## BEGIN Record excerpts

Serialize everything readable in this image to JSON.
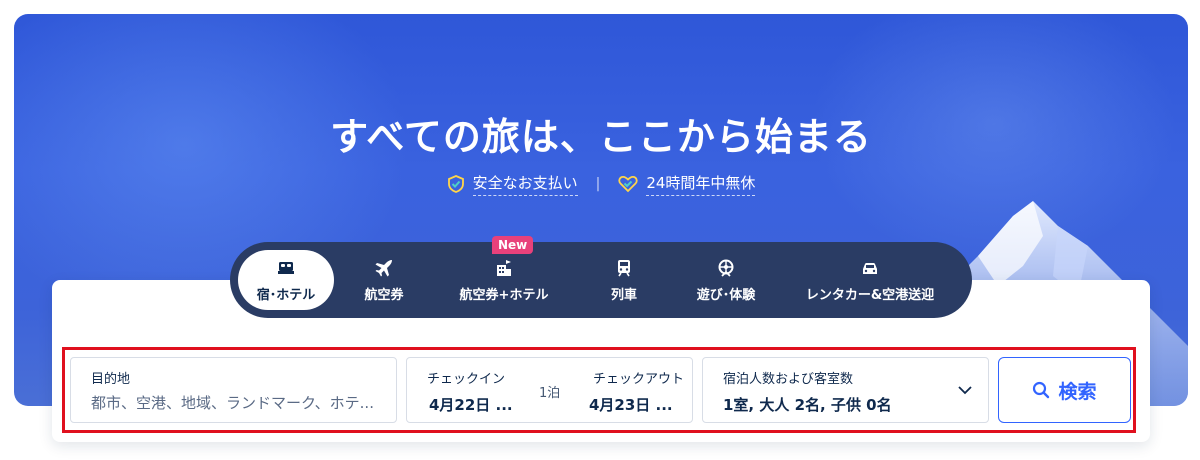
{
  "hero": {
    "title": "すべての旅は、ここから始まる",
    "badges": [
      {
        "icon": "shield-check-icon",
        "label": "安全なお支払い"
      },
      {
        "icon": "heart-check-icon",
        "label": "24時間年中無休"
      }
    ],
    "separator": "|"
  },
  "tabs": [
    {
      "icon": "bed-icon",
      "label": "宿･ホテル",
      "active": true
    },
    {
      "icon": "plane-icon",
      "label": "航空券",
      "active": false
    },
    {
      "icon": "flight-hotel-icon",
      "label": "航空券+ホテル",
      "active": false,
      "badge": "New"
    },
    {
      "icon": "train-icon",
      "label": "列車",
      "active": false
    },
    {
      "icon": "attraction-icon",
      "label": "遊び･体験",
      "active": false
    },
    {
      "icon": "car-icon",
      "label": "レンタカー&空港送迎",
      "active": false
    }
  ],
  "search": {
    "destination": {
      "label": "目的地",
      "placeholder": "都市、空港、地域、ランドマーク、ホテ..."
    },
    "checkin": {
      "label": "チェックイン",
      "value": "4月22日 ..."
    },
    "nights": "1泊",
    "checkout": {
      "label": "チェックアウト",
      "value": "4月23日 ..."
    },
    "guests": {
      "label": "宿泊人数および客室数",
      "value": "1室, 大人 2名, 子供 0名"
    },
    "button_label": "検索"
  },
  "colors": {
    "accent": "#3264ff",
    "tabbar": "#2a3c64",
    "new_badge": "#e8417b",
    "highlight": "#e0101e"
  }
}
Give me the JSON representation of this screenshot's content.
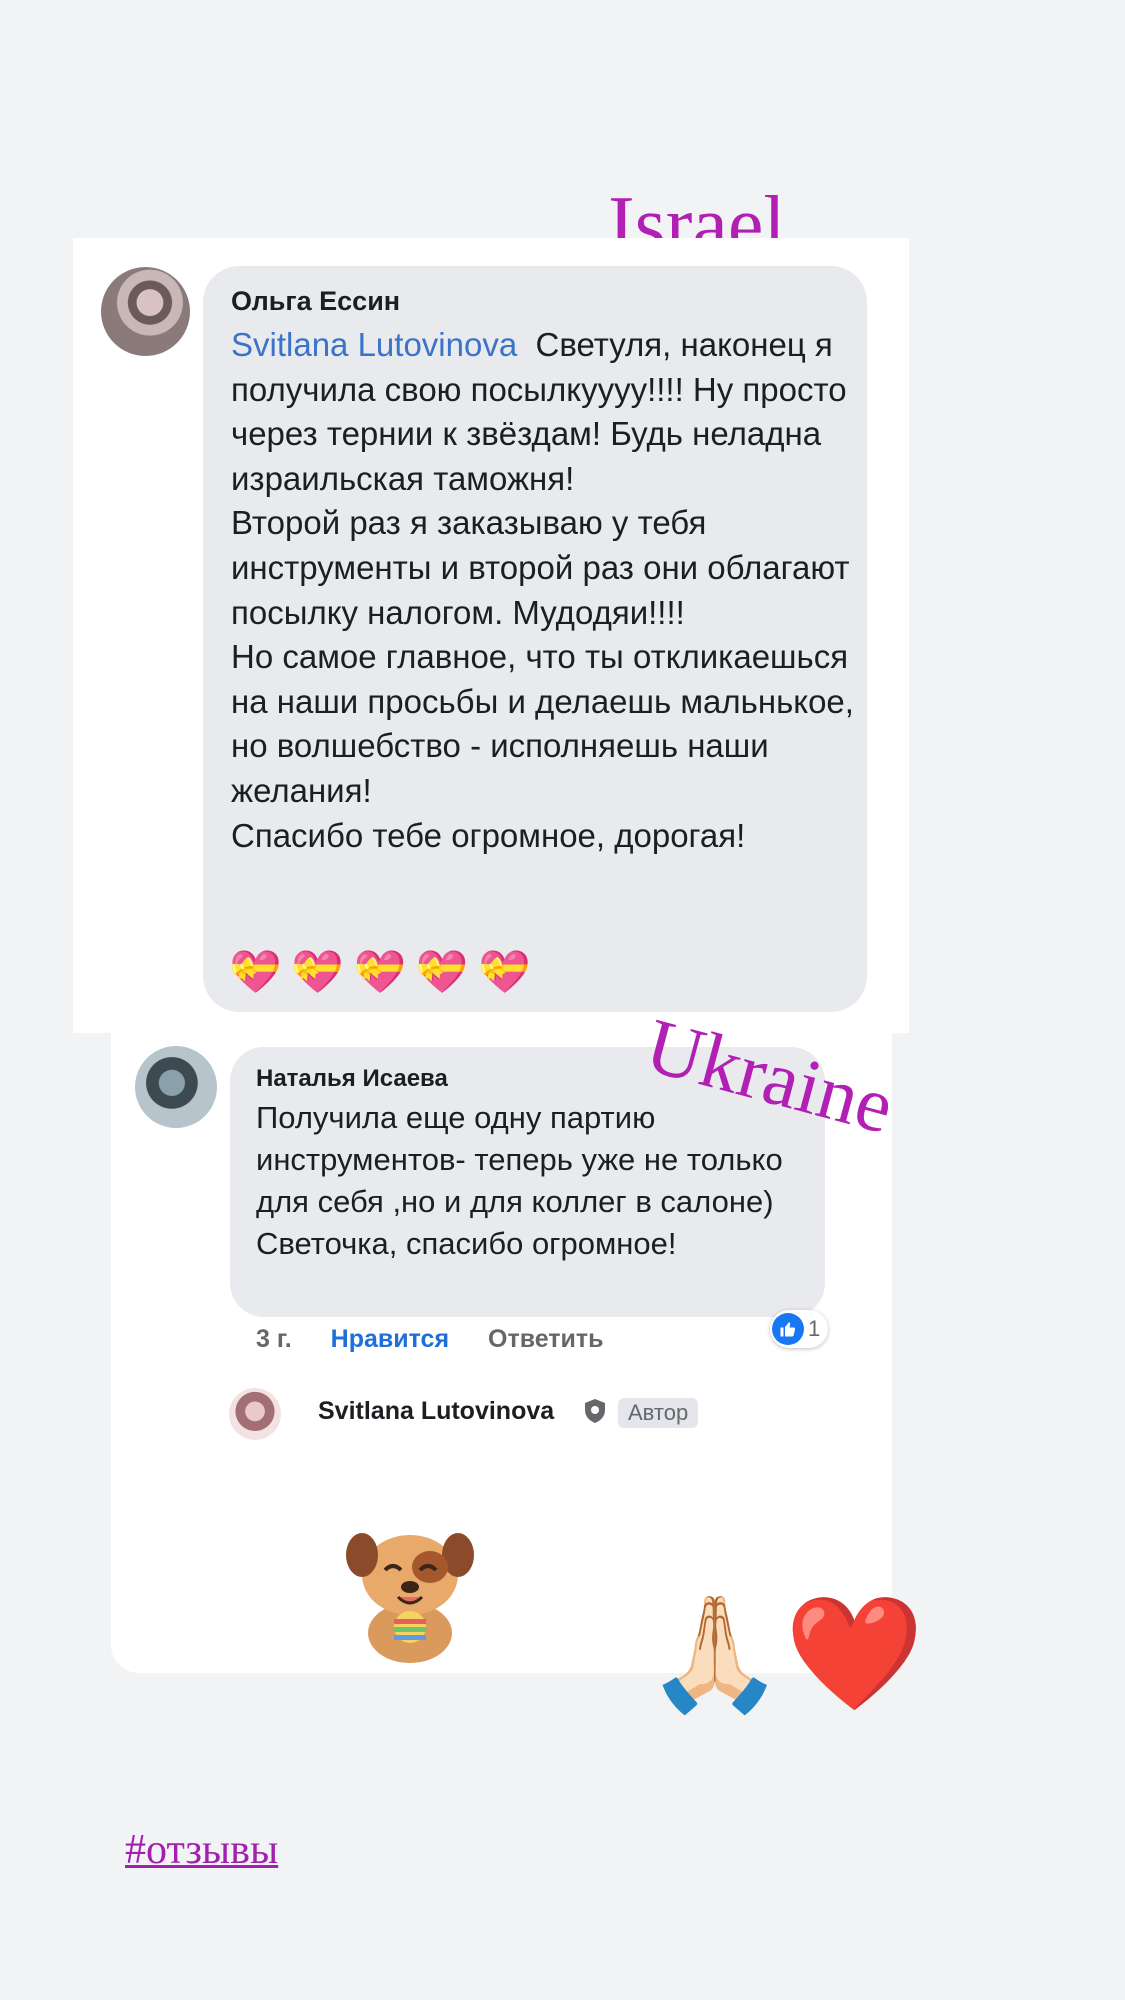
{
  "overlays": {
    "label_israel": "Israel",
    "label_ukraine": "Ukraine",
    "decorative_emoji": "🙏🏻❤️",
    "hashtag": "#отзывы"
  },
  "comment1": {
    "author": "Ольга Ессин",
    "mention": "Svitlana Lutovinova",
    "text": "  Светуля, наконец я получила свою посылкуууу!!!! Ну просто через тернии к звёздам! Будь неладна израильская таможня!\nВторой раз я заказываю у тебя инструменты и второй раз они облагают посылку налогом. Мудодяи!!!!\nНо самое главное, что ты откликаешься на наши просьбы и делаешь мальнькое, но волшебство - исполняешь наши желания!\nСпасибо тебе огромное, дорогая!",
    "emojis": "💝💝💝💝💝"
  },
  "comment2": {
    "author": "Наталья Исаева",
    "text": "Получила еще одну партию инструментов- теперь уже не только для себя ,но и для коллег в салоне)  Светочка, спасибо огромное!",
    "time": "3 г.",
    "like_label": "Нравится",
    "reply_label": "Ответить",
    "like_count": "1"
  },
  "reply": {
    "author": "Svitlana Lutovinova",
    "badge": "Автор",
    "icons": {
      "verified": "shield-icon",
      "sticker": "dog-sticker"
    }
  },
  "colors": {
    "accent_label": "#b21fb4",
    "mention": "#3b73c8",
    "like": "#1877f2"
  }
}
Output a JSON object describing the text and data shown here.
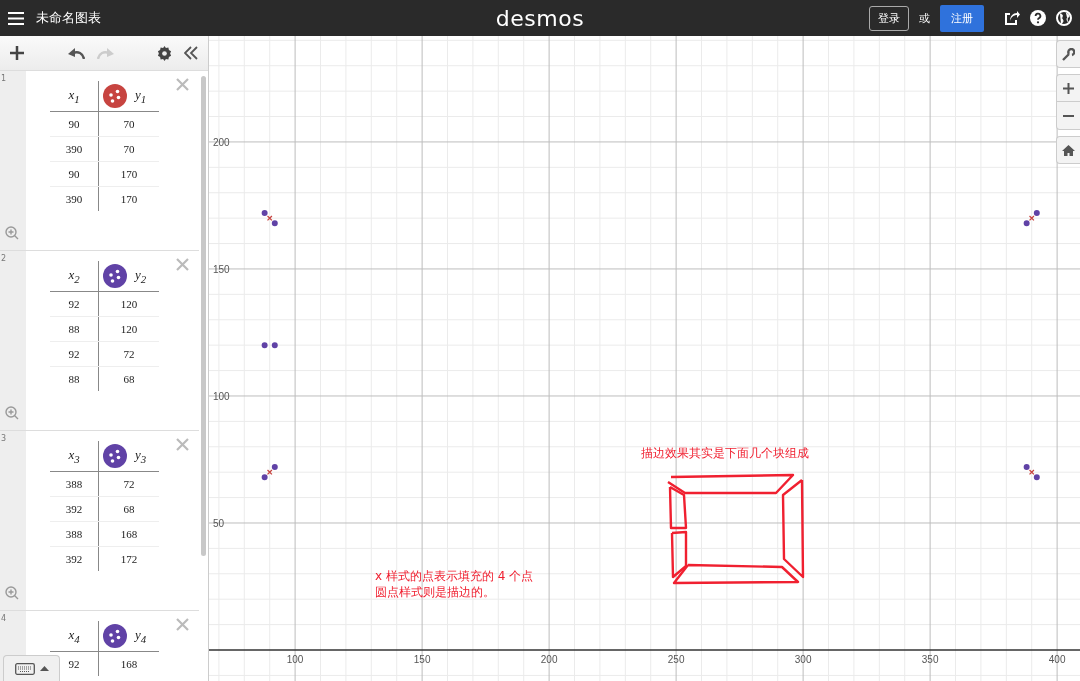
{
  "header": {
    "title": "未命名图表",
    "logo": "desmos",
    "login": "登录",
    "or": "或",
    "signup": "注册"
  },
  "expressions": [
    {
      "number": "1",
      "color": "#c74440",
      "x_header": "x$_{1}$",
      "y_header": "y$_{1}$",
      "rows": [
        [
          "90",
          "70"
        ],
        [
          "390",
          "70"
        ],
        [
          "90",
          "170"
        ],
        [
          "390",
          "170"
        ]
      ]
    },
    {
      "number": "2",
      "color": "#6042a6",
      "x_header": "x$_{2}$",
      "y_header": "y$_{2}$",
      "rows": [
        [
          "92",
          "120"
        ],
        [
          "88",
          "120"
        ],
        [
          "92",
          "72"
        ],
        [
          "88",
          "68"
        ]
      ]
    },
    {
      "number": "3",
      "color": "#6042a6",
      "x_header": "x$_{3}$",
      "y_header": "y$_{3}$",
      "rows": [
        [
          "388",
          "72"
        ],
        [
          "392",
          "68"
        ],
        [
          "388",
          "168"
        ],
        [
          "392",
          "172"
        ]
      ]
    },
    {
      "number": "4",
      "color": "#6042a6",
      "x_header": "x$_{4}$",
      "y_header": "y$_{4}$",
      "rows": [
        [
          "92",
          "168"
        ]
      ]
    }
  ],
  "graph": {
    "chart_data": {
      "type": "scatter",
      "grid": true,
      "xlim": [
        66.1,
        409.4
      ],
      "ylim": [
        -12.2,
        241.7
      ],
      "xticks": [
        100,
        150,
        200,
        250,
        300,
        350,
        400
      ],
      "yticks": [
        50,
        100,
        150,
        200
      ],
      "series": [
        {
          "color": "#c74440",
          "marker": "cross",
          "x": [
            90,
            390,
            90,
            390
          ],
          "values": [
            70,
            70,
            170,
            170
          ]
        },
        {
          "color": "#6042a6",
          "marker": "circle",
          "x": [
            92,
            88,
            92,
            88
          ],
          "values": [
            120,
            120,
            72,
            68
          ]
        },
        {
          "color": "#6042a6",
          "marker": "circle",
          "x": [
            388,
            392,
            388,
            392
          ],
          "values": [
            72,
            68,
            168,
            172
          ]
        },
        {
          "color": "#6042a6",
          "marker": "circle",
          "x": [
            92,
            88
          ],
          "values": [
            168,
            172
          ]
        }
      ]
    }
  },
  "annotations": [
    "描边效果其实是下面几个块组成",
    "x 样式的点表示填充的 4 个点",
    "圆点样式则是描边的。"
  ]
}
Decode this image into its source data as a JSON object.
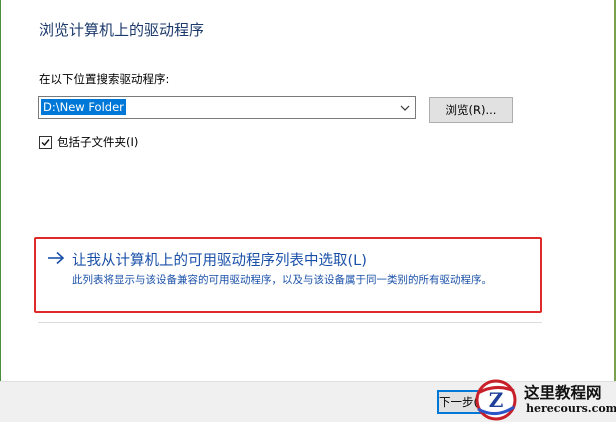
{
  "page": {
    "title": "浏览计算机上的驱动程序"
  },
  "search": {
    "label": "在以下位置搜索驱动程序:",
    "path_value": "D:\\New Folder",
    "browse_label": "浏览(R)...",
    "dropdown_icon": "chevron-down-icon"
  },
  "options": {
    "include_subfolders_label": "包括子文件夹(I)",
    "include_subfolders_checked": true
  },
  "pick_from_list": {
    "title": "让我从计算机上的可用驱动程序列表中选取(L)",
    "description": "此列表将显示与该设备兼容的可用驱动程序，以及与该设备属于同一类别的所有驱动程序。",
    "icon": "arrow-right-icon",
    "highlight_color": "#e02a2a",
    "link_color": "#1a50a8"
  },
  "footer": {
    "next_label": "下一步(N)"
  },
  "watermark": {
    "name": "这里教程网",
    "domain": "herecours.com",
    "logo_letter": "Z"
  }
}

## END Record excerpts

» Directions for this task
Print every entry exactly as written, without the pictures.

» Full answer
Serialize everything readable in this image to JSON.
{
  "hero": {
    "title": "すべての旅は、ここから始まる",
    "badges": [
      {
        "icon": "shield-check-icon",
        "label": "安全なお支払い"
      },
      {
        "icon": "heart-check-icon",
        "label": "24時間年中無休"
      }
    ],
    "separator": "|"
  },
  "tabs": [
    {
      "icon": "bed-icon",
      "label": "宿･ホテル",
      "active": true
    },
    {
      "icon": "plane-icon",
      "label": "航空券",
      "active": false
    },
    {
      "icon": "flight-hotel-icon",
      "label": "航空券+ホテル",
      "active": false,
      "badge": "New"
    },
    {
      "icon": "train-icon",
      "label": "列車",
      "active": false
    },
    {
      "icon": "attraction-icon",
      "label": "遊び･体験",
      "active": false
    },
    {
      "icon": "car-icon",
      "label": "レンタカー&空港送迎",
      "active": false
    }
  ],
  "search": {
    "destination": {
      "label": "目的地",
      "placeholder": "都市、空港、地域、ランドマーク、ホテ..."
    },
    "checkin": {
      "label": "チェックイン",
      "value": "4月22日 ..."
    },
    "nights": "1泊",
    "checkout": {
      "label": "チェックアウト",
      "value": "4月23日 ..."
    },
    "guests": {
      "label": "宿泊人数および客室数",
      "value": "1室, 大人 2名, 子供 0名"
    },
    "button_label": "検索"
  },
  "colors": {
    "accent": "#3264ff",
    "tabbar": "#2a3c64",
    "new_badge": "#e8417b",
    "highlight": "#e0101e"
  }
}
Give me the JSON representation of this screenshot's content.
{
  "overlays": {
    "label_israel": "Israel",
    "label_ukraine": "Ukraine",
    "decorative_emoji": "🙏🏻❤️",
    "hashtag": "#отзывы"
  },
  "comment1": {
    "author": "Ольга Ессин",
    "mention": "Svitlana Lutovinova",
    "text": "  Светуля, наконец я получила свою посылкуууу!!!! Ну просто через тернии к звёздам! Будь неладна израильская таможня!\nВторой раз я заказываю у тебя инструменты и второй раз они облагают посылку налогом. Мудодяи!!!!\nНо самое главное, что ты откликаешься на наши просьбы и делаешь мальнькое, но волшебство - исполняешь наши желания!\nСпасибо тебе огромное, дорогая!",
    "emojis": "💝💝💝💝💝"
  },
  "comment2": {
    "author": "Наталья Исаева",
    "text": "Получила еще одну партию инструментов- теперь уже не только для себя ,но и для коллег в салоне)  Светочка, спасибо огромное!",
    "time": "3 г.",
    "like_label": "Нравится",
    "reply_label": "Ответить",
    "like_count": "1"
  },
  "reply": {
    "author": "Svitlana Lutovinova",
    "badge": "Автор",
    "icons": {
      "verified": "shield-icon",
      "sticker": "dog-sticker"
    }
  },
  "colors": {
    "accent_label": "#b21fb4",
    "mention": "#3b73c8",
    "like": "#1877f2"
  }
}
Output a JSON object describing the text and data shown here.
{
  "header": {
    "title": "未命名图表",
    "logo": "desmos",
    "login": "登录",
    "or": "或",
    "signup": "注册"
  },
  "expressions": [
    {
      "number": "1",
      "color": "#c74440",
      "x_header": "x$_{1}$",
      "y_header": "y$_{1}$",
      "rows": [
        [
          "90",
          "70"
        ],
        [
          "390",
          "70"
        ],
        [
          "90",
          "170"
        ],
        [
          "390",
          "170"
        ]
      ]
    },
    {
      "number": "2",
      "color": "#6042a6",
      "x_header": "x$_{2}$",
      "y_header": "y$_{2}$",
      "rows": [
        [
          "92",
          "120"
        ],
        [
          "88",
          "120"
        ],
        [
          "92",
          "72"
        ],
        [
          "88",
          "68"
        ]
      ]
    },
    {
      "number": "3",
      "color": "#6042a6",
      "x_header": "x$_{3}$",
      "y_header": "y$_{3}$",
      "rows": [
        [
          "388",
          "72"
        ],
        [
          "392",
          "68"
        ],
        [
          "388",
          "168"
        ],
        [
          "392",
          "172"
        ]
      ]
    },
    {
      "number": "4",
      "color": "#6042a6",
      "x_header": "x$_{4}$",
      "y_header": "y$_{4}$",
      "rows": [
        [
          "92",
          "168"
        ]
      ]
    }
  ],
  "graph": {
    "chart_data": {
      "type": "scatter",
      "grid": true,
      "xlim": [
        66.1,
        409.4
      ],
      "ylim": [
        -12.2,
        241.7
      ],
      "xticks": [
        100,
        150,
        200,
        250,
        300,
        350,
        400
      ],
      "yticks": [
        50,
        100,
        150,
        200
      ],
      "series": [
        {
          "color": "#c74440",
          "marker": "cross",
          "x": [
            90,
            390,
            90,
            390
          ],
          "values": [
            70,
            70,
            170,
            170
          ]
        },
        {
          "color": "#6042a6",
          "marker": "circle",
          "x": [
            92,
            88,
            92,
            88
          ],
          "values": [
            120,
            120,
            72,
            68
          ]
        },
        {
          "color": "#6042a6",
          "marker": "circle",
          "x": [
            388,
            392,
            388,
            392
          ],
          "values": [
            72,
            68,
            168,
            172
          ]
        },
        {
          "color": "#6042a6",
          "marker": "circle",
          "x": [
            92,
            88
          ],
          "values": [
            168,
            172
          ]
        }
      ]
    }
  },
  "annotations": [
    "描边效果其实是下面几个块组成",
    "x 样式的点表示填充的 4 个点",
    "圆点样式则是描边的。"
  ]
}
Decode this image into its source data as a JSON object.
{
  "page": {
    "title": "浏览计算机上的驱动程序"
  },
  "search": {
    "label": "在以下位置搜索驱动程序:",
    "path_value": "D:\\New Folder",
    "browse_label": "浏览(R)...",
    "dropdown_icon": "chevron-down-icon"
  },
  "options": {
    "include_subfolders_label": "包括子文件夹(I)",
    "include_subfolders_checked": true
  },
  "pick_from_list": {
    "title": "让我从计算机上的可用驱动程序列表中选取(L)",
    "description": "此列表将显示与该设备兼容的可用驱动程序，以及与该设备属于同一类别的所有驱动程序。",
    "icon": "arrow-right-icon",
    "highlight_color": "#e02a2a",
    "link_color": "#1a50a8"
  },
  "footer": {
    "next_label": "下一步(N)"
  },
  "watermark": {
    "name": "这里教程网",
    "domain": "herecours.com",
    "logo_letter": "Z"
  }
}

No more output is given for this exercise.